Set down the full listing exactly as given. Any pictures are to be left out.

Data listing
========================

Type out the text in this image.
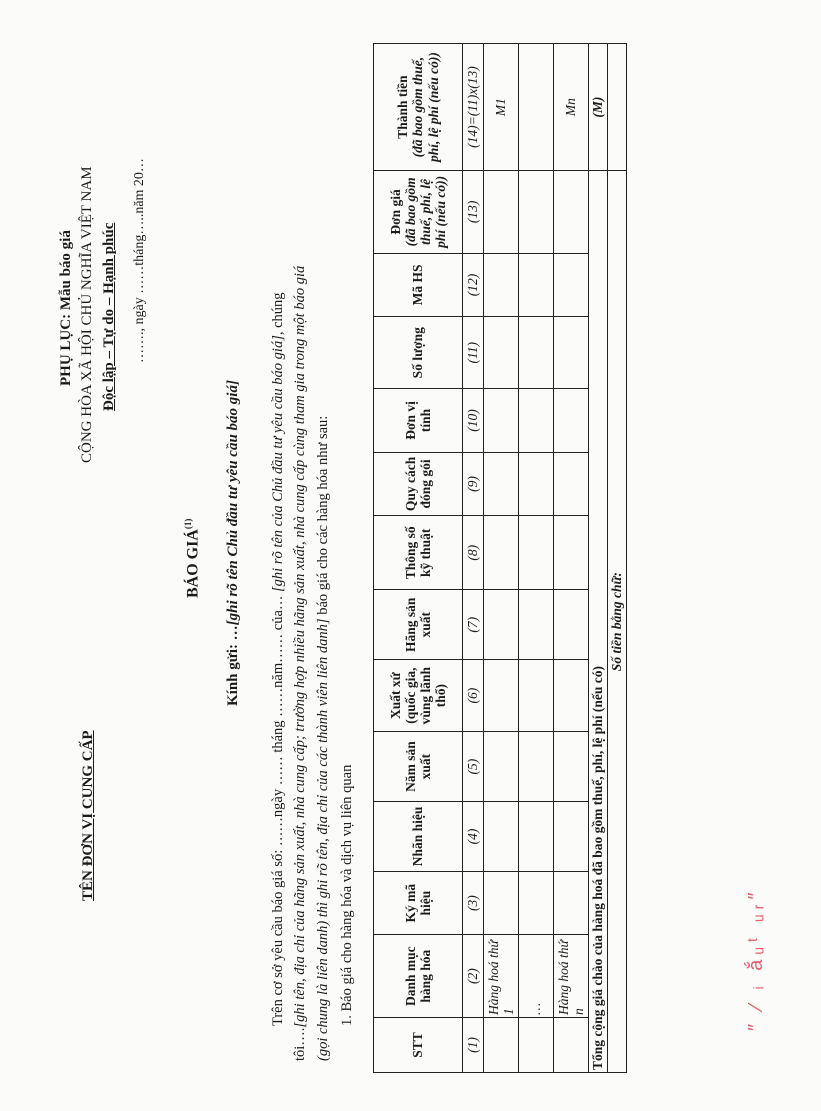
TÊN ĐƠN VỊ CUNG CẤP
PHỤ LỤC: Mẫu báo giá CỘNG HÒA XÃ HỘI CHỦ NGHĨA VIỆT NAM Độc lập – Tự do – Hạnh phúc ……., ngày ……tháng…..năm 20…
BÁO GIÁ$^{(1)}$
Kính gửi: …[ghi rõ tên Chủ đầu tư yêu cầu báo giá]
Trên cơ sở yêu cầu báo giá số: ……ngày …… tháng ……năm…… của… [ghi rõ tên của Chủ đầu tư yêu cầu báo giá], chúng
tôi….[ghi tên, địa chỉ của hãng sản xuất, nhà cung cấp; trường hợp nhiều hãng sản xuất, nhà cung cấp cùng tham gia trong một báo giá (gọi chung là liên danh) thì ghi rõ tên, địa chỉ của các thành viên liên danh] báo giá cho các hàng hóa như sau:
1. Báo giá cho hàng hóa và dịch vụ liên quan
STT	Danh mục hàng hóa	Ký mã hiệu	Nhãn hiệu	Năm sản xuất	Xuất xứ (quốc gia, vùng lãnh thổ)	Hãng sản xuất	Thông số kỹ thuật	Quy cách đóng gói	Đơn vị tính	Số lượng	Mã HS	Đơn giá (đã bao gồm thuế, phí, lệ phí (nếu có))	Thành tiền (đã bao gồm thuế, phí, lệ phí (nếu có))

(1)	(2)	(3)	(4)	(5)	(6)	(7)	(8)	(9)	(10)	(11)	(12)	(13)	(14)=(11)x(13)
	Hàng hoá thứ 1												M1
	…												
	Hàng hoá thứ n												Mn
Tổng cộng giá chào của hàng hoá đã bao gồm thuế, phí, lệ phí (nếu có)													(M)
Số tiền bằng chữ:													
″ ⁄ ᵢ ắᵤᵗ ᵤᵣ″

========================

EXPECTED ANSWER:
Type out the text in this image.
TÊN ĐƠN VỊ CUNG CẤP
PHỤ LỤC: Mẫu báo giá CỘNG HÒA XÃ HỘI CHỦ NGHĨA VIỆT NAM Độc lập – Tự do – Hạnh phúc ……., ngày ……tháng…..năm 20…
BÁO GIÁ$^{(1)}$
Kính gửi: …[ghi rõ tên Chủ đầu tư yêu cầu báo giá]
Trên cơ sở yêu cầu báo giá số: ……ngày …… tháng ……năm…… của… [ghi rõ tên của Chủ đầu tư yêu cầu báo giá], chúng
tôi….[ghi tên, địa chỉ của hãng sản xuất, nhà cung cấp; trường hợp nhiều hãng sản xuất, nhà cung cấp cùng tham gia trong một báo giá (gọi chung là liên danh) thì ghi rõ tên, địa chỉ của các thành viên liên danh] báo giá cho các hàng hóa như sau:
1. Báo giá cho hàng hóa và dịch vụ liên quan
STT	Danh mục hàng hóa	Ký mã hiệu	Nhãn hiệu	Năm sản xuất	Xuất xứ (quốc gia, vùng lãnh thổ)	Hãng sản xuất	Thông số kỹ thuật	Quy cách đóng gói	Đơn vị tính	Số lượng	Mã HS	Đơn giá (đã bao gồm thuế, phí, lệ phí (nếu có))	Thành tiền (đã bao gồm thuế, phí, lệ phí (nếu có))

(1)	(2)	(3)	(4)	(5)	(6)	(7)	(8)	(9)	(10)	(11)	(12)	(13)	(14)=(11)x(13)
	Hàng hoá thứ 1												M1
	…												
	Hàng hoá thứ n												Mn
Tổng cộng giá chào của hàng hoá đã bao gồm thuế, phí, lệ phí (nếu có)													(M)
Số tiền bằng chữ:													
″ ⁄ ᵢ ắᵤᵗ ᵤᵣ″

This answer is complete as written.